■ **What is asked**:
In the material below, find all lines with the string "Displacement" and copy them.

— start Input for this task —

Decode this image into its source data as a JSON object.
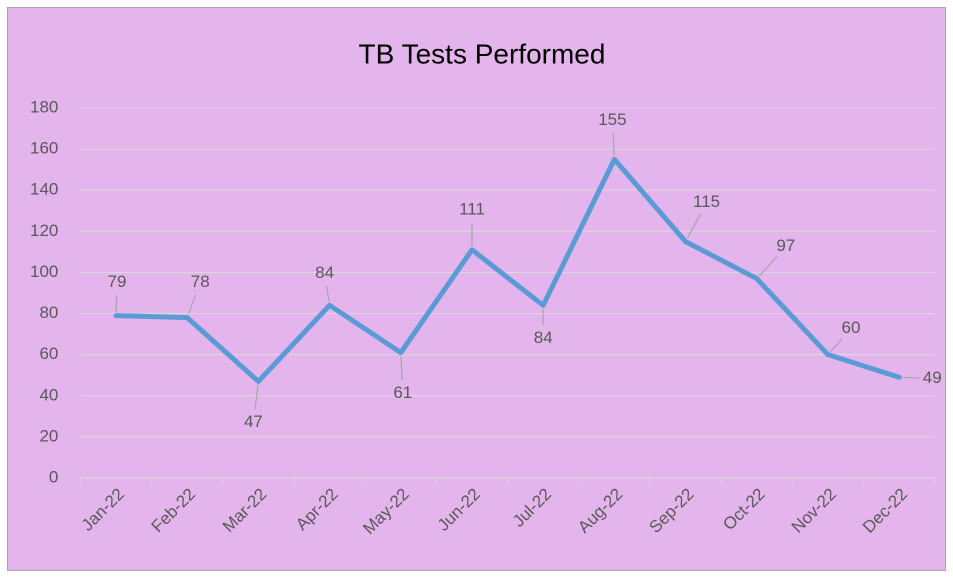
{
  "chart_data": {
    "type": "line",
    "title": "TB Tests Performed",
    "categories": [
      "Jan-22",
      "Feb-22",
      "Mar-22",
      "Apr-22",
      "May-22",
      "Jun-22",
      "Jul-22",
      "Aug-22",
      "Sep-22",
      "Oct-22",
      "Nov-22",
      "Dec-22"
    ],
    "series": [
      {
        "name": "TB Tests Performed",
        "color": "#5b9bd5",
        "values": [
          79,
          78,
          47,
          84,
          61,
          111,
          84,
          155,
          115,
          97,
          60,
          49
        ]
      }
    ],
    "ylim": [
      0,
      180
    ],
    "yticks": [
      0,
      20,
      40,
      60,
      80,
      100,
      120,
      140,
      160,
      180
    ],
    "grid": true,
    "legend": false
  }
}
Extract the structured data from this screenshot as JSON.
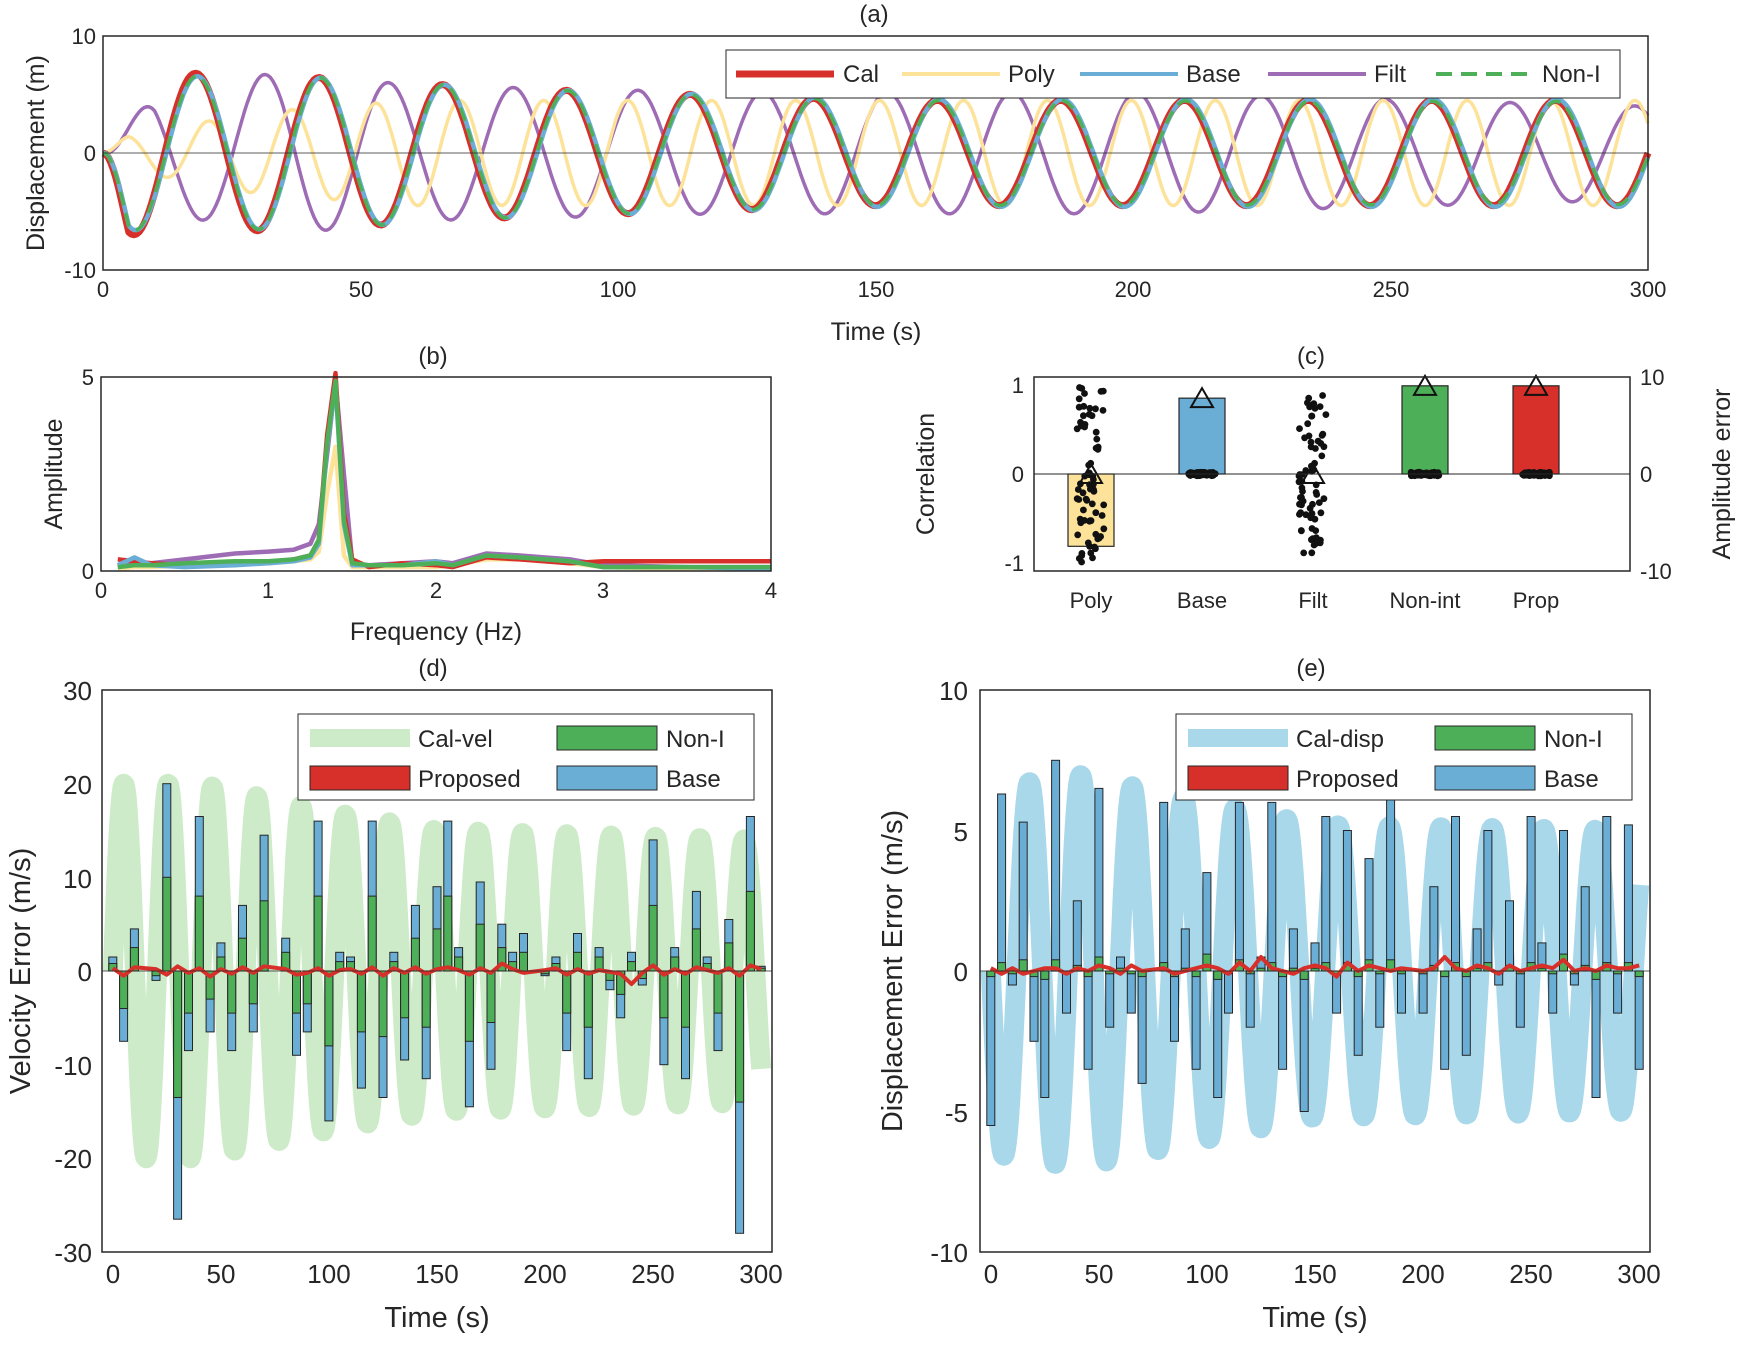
{
  "colors": {
    "cal": "#d7302a",
    "poly": "#fde29a",
    "base": "#6aaed6",
    "filt": "#9e6bb5",
    "nonint": "#4daf58",
    "proposed": "#d7302a",
    "calvel": "#cdebc9",
    "caldisp": "#a8d8ea",
    "axis": "#262626"
  },
  "chart_data": [
    {
      "id": "a",
      "type": "line",
      "title": "(a)",
      "xlabel": "Time (s)",
      "ylabel": "Displacement (m)",
      "xlim": [
        0,
        300
      ],
      "ylim": [
        -10,
        10
      ],
      "xticks": [
        "0",
        "50",
        "100",
        "150",
        "200",
        "250",
        "300"
      ],
      "yticks": [
        "10",
        "0",
        "-10"
      ],
      "legend_location": "top-right",
      "legend": [
        "Cal",
        "Poly",
        "Base",
        "Filt",
        "Non-I"
      ],
      "series": [
        {
          "name": "Filt",
          "color_key": "filt",
          "period_s": 24.2,
          "phase_deg": -15,
          "amplitude_envelope": [
            {
              "t": 0,
              "a": 0
            },
            {
              "t": 10,
              "a": 5
            },
            {
              "t": 35,
              "a": 7
            },
            {
              "t": 60,
              "a": 5.8
            },
            {
              "t": 120,
              "a": 5.2
            },
            {
              "t": 200,
              "a": 5.2
            },
            {
              "t": 300,
              "a": 4
            }
          ]
        },
        {
          "name": "Poly",
          "color_key": "poly",
          "period_s": 16.3,
          "phase_deg": 0,
          "amplitude_envelope": [
            {
              "t": 0,
              "a": 0
            },
            {
              "t": 5,
              "a": 1.5
            },
            {
              "t": 30,
              "a": 3.5
            },
            {
              "t": 60,
              "a": 4.5
            },
            {
              "t": 120,
              "a": 4.5
            },
            {
              "t": 300,
              "a": 4.5
            }
          ]
        },
        {
          "name": "Cal",
          "color_key": "cal",
          "period_s": 24.0,
          "phase_deg": 180,
          "amplitude_envelope": [
            {
              "t": 0,
              "a": 0
            },
            {
              "t": 5,
              "a": 7
            },
            {
              "t": 40,
              "a": 6.5
            },
            {
              "t": 80,
              "a": 5.5
            },
            {
              "t": 150,
              "a": 4.5
            },
            {
              "t": 300,
              "a": 4.5
            }
          ]
        },
        {
          "name": "Base",
          "color_key": "base",
          "period_s": 24.0,
          "phase_deg": 175,
          "amplitude_envelope": [
            {
              "t": 0,
              "a": 0
            },
            {
              "t": 5,
              "a": 6.6
            },
            {
              "t": 40,
              "a": 6.5
            },
            {
              "t": 80,
              "a": 5.5
            },
            {
              "t": 150,
              "a": 4.6
            },
            {
              "t": 300,
              "a": 4.6
            }
          ]
        },
        {
          "name": "Non-I",
          "color_key": "nonint",
          "period_s": 24.0,
          "phase_deg": 177,
          "amplitude_envelope": [
            {
              "t": 0,
              "a": 0
            },
            {
              "t": 5,
              "a": 6.6
            },
            {
              "t": 40,
              "a": 6.5
            },
            {
              "t": 80,
              "a": 5.5
            },
            {
              "t": 150,
              "a": 4.5
            },
            {
              "t": 300,
              "a": 4.4
            }
          ]
        }
      ]
    },
    {
      "id": "b",
      "type": "line",
      "title": "(b)",
      "xlabel": "Frequency (Hz)",
      "ylabel": "Amplitude",
      "xlim": [
        0,
        4
      ],
      "ylim": [
        0,
        5
      ],
      "xticks": [
        "0",
        "1",
        "2",
        "3",
        "4"
      ],
      "yticks": [
        "5",
        "0"
      ],
      "x": [
        0.1,
        0.2,
        0.3,
        0.5,
        0.8,
        1.0,
        1.15,
        1.25,
        1.3,
        1.35,
        1.4,
        1.45,
        1.5,
        1.6,
        1.8,
        2.0,
        2.1,
        2.3,
        2.5,
        2.8,
        3.0,
        3.5,
        4.0
      ],
      "series": [
        {
          "name": "Filt",
          "color_key": "filt",
          "values": [
            0.1,
            0.2,
            0.2,
            0.3,
            0.45,
            0.5,
            0.55,
            0.7,
            1.2,
            3.0,
            4.9,
            2.5,
            0.2,
            0.15,
            0.2,
            0.25,
            0.2,
            0.45,
            0.4,
            0.3,
            0.15,
            0.1,
            0.1
          ]
        },
        {
          "name": "Poly",
          "color_key": "poly",
          "values": [
            0.05,
            0.1,
            0.1,
            0.15,
            0.2,
            0.2,
            0.25,
            0.3,
            0.5,
            2.0,
            3.2,
            0.4,
            0.1,
            0.1,
            0.1,
            0.1,
            0.15,
            0.3,
            0.3,
            0.2,
            0.1,
            0.05,
            0.05
          ]
        },
        {
          "name": "Cal",
          "color_key": "cal",
          "values": [
            0.3,
            0.25,
            0.2,
            0.15,
            0.2,
            0.2,
            0.3,
            0.4,
            0.8,
            3.5,
            5.1,
            1.5,
            0.3,
            0.1,
            0.2,
            0.15,
            0.1,
            0.35,
            0.3,
            0.2,
            0.25,
            0.25,
            0.25
          ]
        },
        {
          "name": "Base",
          "color_key": "base",
          "values": [
            0.15,
            0.35,
            0.15,
            0.1,
            0.15,
            0.2,
            0.25,
            0.35,
            0.7,
            3.2,
            4.8,
            1.2,
            0.15,
            0.15,
            0.15,
            0.25,
            0.15,
            0.4,
            0.35,
            0.25,
            0.1,
            0.1,
            0.05
          ]
        },
        {
          "name": "Non-I",
          "color_key": "nonint",
          "values": [
            0.1,
            0.15,
            0.15,
            0.2,
            0.25,
            0.25,
            0.3,
            0.4,
            0.8,
            3.3,
            4.9,
            1.3,
            0.2,
            0.15,
            0.15,
            0.2,
            0.15,
            0.4,
            0.35,
            0.25,
            0.1,
            0.1,
            0.1
          ]
        }
      ]
    },
    {
      "id": "c",
      "type": "bar",
      "title": "(c)",
      "ylabel": "Correlation",
      "ylabel_right": "Amplitude error",
      "ylim": [
        -1.1,
        1.1
      ],
      "ylim_right": [
        -10,
        10
      ],
      "yticks": [
        "1",
        "0",
        "-1"
      ],
      "yticks_right": [
        "10",
        "0",
        "-10"
      ],
      "categories": [
        "Poly",
        "Base",
        "Filt",
        "Non-int",
        "Prop"
      ],
      "category_color_keys": [
        "poly",
        "base",
        "filt",
        "nonint",
        "cal"
      ],
      "values": [
        -0.82,
        0.86,
        0.0,
        1.0,
        1.0
      ],
      "triangle_values": [
        0.0,
        0.86,
        0.0,
        1.0,
        1.0
      ],
      "scatter_spread": [
        1.0,
        0.04,
        0.9,
        0.0,
        0.0
      ]
    },
    {
      "id": "d",
      "type": "bar",
      "title": "(d)",
      "xlabel": "Time (s)",
      "ylabel": "Velocity Error (m/s)",
      "xlim": [
        -5,
        305
      ],
      "ylim": [
        -30,
        30
      ],
      "xticks": [
        "0",
        "50",
        "100",
        "150",
        "200",
        "250",
        "300"
      ],
      "yticks": [
        "30",
        "20",
        "10",
        "0",
        "-10",
        "-20",
        "-30"
      ],
      "legend_location": "top-right",
      "legend": [
        "Cal-vel",
        "Non-I",
        "Proposed",
        "Base"
      ],
      "times": [
        0,
        5,
        10,
        20,
        25,
        30,
        35,
        40,
        45,
        50,
        55,
        60,
        65,
        70,
        80,
        85,
        90,
        95,
        100,
        105,
        110,
        115,
        120,
        125,
        130,
        135,
        140,
        145,
        150,
        155,
        160,
        165,
        170,
        175,
        180,
        185,
        190,
        200,
        205,
        210,
        215,
        220,
        225,
        230,
        235,
        240,
        245,
        250,
        255,
        260,
        265,
        270,
        275,
        280,
        285,
        290,
        295,
        300
      ],
      "base": [
        1.5,
        -7.5,
        4.5,
        -1.0,
        20.0,
        -26.5,
        -8.5,
        16.5,
        -6.5,
        3.0,
        -8.5,
        7.0,
        -6.5,
        14.5,
        3.5,
        -9.0,
        -6.5,
        16.0,
        -16.0,
        2.0,
        1.5,
        -12.5,
        16.0,
        -13.5,
        2.0,
        -9.5,
        7.0,
        -11.5,
        9.0,
        16.0,
        2.5,
        -14.5,
        9.5,
        -10.5,
        5.0,
        2.0,
        4.0,
        -0.5,
        1.5,
        -8.5,
        4.0,
        -11.5,
        2.5,
        -2.0,
        -5.0,
        2.0,
        -1.5,
        14.0,
        -10.0,
        2.5,
        -11.5,
        8.5,
        1.5,
        -8.5,
        5.5,
        -28.0,
        16.5,
        0.5
      ],
      "nonint": [
        0.8,
        -4.0,
        2.5,
        -0.5,
        10.0,
        -13.5,
        -4.5,
        8.0,
        -3.0,
        1.5,
        -4.5,
        3.5,
        -3.5,
        7.5,
        2.0,
        -4.5,
        -3.5,
        8.0,
        -8.0,
        1.0,
        1.0,
        -6.5,
        8.0,
        -7.0,
        1.0,
        -5.0,
        3.5,
        -6.0,
        4.5,
        8.0,
        1.5,
        -7.5,
        5.0,
        -5.5,
        2.5,
        1.0,
        2.0,
        -0.3,
        0.8,
        -4.5,
        2.0,
        -6.0,
        1.5,
        -1.0,
        -2.5,
        1.0,
        -0.8,
        7.0,
        -5.0,
        1.5,
        -6.0,
        4.5,
        0.8,
        -4.5,
        3.0,
        -14.0,
        8.5,
        0.3
      ],
      "proposed": [
        0.3,
        -0.5,
        0.4,
        0.2,
        -0.4,
        0.5,
        -0.2,
        0.3,
        -0.6,
        0.2,
        -0.3,
        0.4,
        -0.2,
        0.5,
        0.2,
        -0.4,
        -0.2,
        0.3,
        -0.5,
        0.1,
        0.2,
        -0.3,
        0.4,
        -0.5,
        0.3,
        -0.2,
        0.4,
        -0.3,
        0.2,
        0.4,
        0.1,
        -0.4,
        0.3,
        -0.2,
        0.8,
        0.2,
        -0.2,
        0.1,
        0.3,
        -0.4,
        0.2,
        -0.3,
        0.1,
        -0.1,
        -0.3,
        -1.4,
        -0.2,
        0.6,
        -0.4,
        0.2,
        -0.3,
        0.4,
        0.1,
        -0.2,
        0.3,
        -0.5,
        0.6,
        0.2
      ],
      "cal_curve": {
        "period_s": 20.5,
        "phase_deg": 0,
        "amplitude_envelope": [
          {
            "t": 0,
            "a": 20
          },
          {
            "t": 40,
            "a": 20
          },
          {
            "t": 100,
            "a": 17
          },
          {
            "t": 150,
            "a": 15
          },
          {
            "t": 300,
            "a": 14
          }
        ]
      }
    },
    {
      "id": "e",
      "type": "bar",
      "title": "(e)",
      "xlabel": "Time (s)",
      "ylabel": "Displacement Error (m/s)",
      "xlim": [
        -5,
        305
      ],
      "ylim": [
        -10,
        10
      ],
      "xticks": [
        "0",
        "50",
        "100",
        "150",
        "200",
        "250",
        "300"
      ],
      "yticks": [
        "10",
        "5",
        "0",
        "-5",
        "-10"
      ],
      "legend_location": "top-right",
      "legend": [
        "Cal-disp",
        "Non-I",
        "Proposed",
        "Base"
      ],
      "times": [
        0,
        5,
        10,
        15,
        20,
        25,
        30,
        35,
        40,
        45,
        50,
        55,
        60,
        65,
        70,
        80,
        85,
        90,
        95,
        100,
        105,
        110,
        115,
        120,
        125,
        130,
        135,
        140,
        145,
        150,
        155,
        160,
        165,
        170,
        175,
        180,
        185,
        190,
        200,
        205,
        210,
        215,
        220,
        225,
        230,
        235,
        240,
        245,
        250,
        255,
        260,
        265,
        270,
        275,
        280,
        285,
        290,
        295,
        300
      ],
      "base": [
        -5.5,
        6.3,
        -0.5,
        5.3,
        -2.5,
        -4.5,
        7.5,
        -1.5,
        2.5,
        -3.5,
        6.5,
        -2.0,
        0.5,
        -1.5,
        -4.0,
        6.0,
        -2.5,
        1.5,
        -3.5,
        3.5,
        -4.5,
        -1.5,
        6.0,
        -2.0,
        0.5,
        6.0,
        -3.5,
        1.5,
        -5.0,
        1.0,
        5.5,
        -1.5,
        5.0,
        -3.0,
        4.0,
        -2.0,
        6.5,
        -1.5,
        -1.5,
        3.0,
        -3.5,
        5.5,
        -3.0,
        1.5,
        5.0,
        -0.5,
        2.5,
        -2.0,
        5.5,
        1.0,
        -1.5,
        5.0,
        -0.5,
        3.0,
        -4.5,
        5.5,
        -1.5,
        5.2,
        -3.5
      ],
      "nonint": [
        -0.2,
        0.3,
        -0.1,
        0.4,
        -0.2,
        -0.3,
        0.4,
        -0.1,
        0.2,
        -0.2,
        0.5,
        -0.1,
        0.1,
        -0.1,
        -0.2,
        0.3,
        -0.2,
        0.1,
        -0.2,
        0.6,
        -0.3,
        -0.1,
        0.4,
        -0.1,
        0.1,
        0.3,
        -0.2,
        0.1,
        -0.3,
        0.1,
        0.3,
        -0.1,
        0.3,
        -0.2,
        0.4,
        -0.1,
        0.4,
        -0.1,
        -0.1,
        0.2,
        -0.2,
        0.3,
        -0.2,
        0.1,
        0.3,
        -0.1,
        0.2,
        -0.1,
        0.3,
        0.1,
        -0.1,
        0.6,
        -0.1,
        0.2,
        -0.3,
        0.3,
        -0.1,
        0.3,
        -0.2
      ],
      "proposed": [
        0.1,
        -0.1,
        0.1,
        -0.1,
        0.0,
        0.1,
        0.1,
        -0.1,
        0.1,
        0.0,
        0.2,
        0.1,
        -0.1,
        0.2,
        0.0,
        0.1,
        -0.1,
        0.0,
        0.1,
        0.2,
        0.1,
        -0.1,
        0.3,
        0.0,
        0.5,
        0.1,
        0.0,
        -0.1,
        0.1,
        0.2,
        0.1,
        -0.2,
        0.3,
        0.0,
        0.2,
        0.1,
        0.0,
        0.1,
        0.0,
        0.1,
        0.5,
        0.1,
        0.0,
        0.2,
        0.1,
        -0.1,
        0.2,
        0.0,
        0.1,
        0.2,
        0.1,
        0.4,
        0.0,
        0.1,
        0.0,
        0.2,
        0.1,
        0.1,
        0.2
      ],
      "cal_curve": {
        "period_s": 23.8,
        "phase_deg": 180,
        "amplitude_envelope": [
          {
            "t": 0,
            "a": 6.5
          },
          {
            "t": 40,
            "a": 7
          },
          {
            "t": 100,
            "a": 6
          },
          {
            "t": 150,
            "a": 5.2
          },
          {
            "t": 300,
            "a": 5
          }
        ]
      }
    }
  ]
}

— end Input for this task —

■ **Response to this task**:
      "ylabel": "Displacement (m)",
      "ylabel": "Displacement Error (m/s)",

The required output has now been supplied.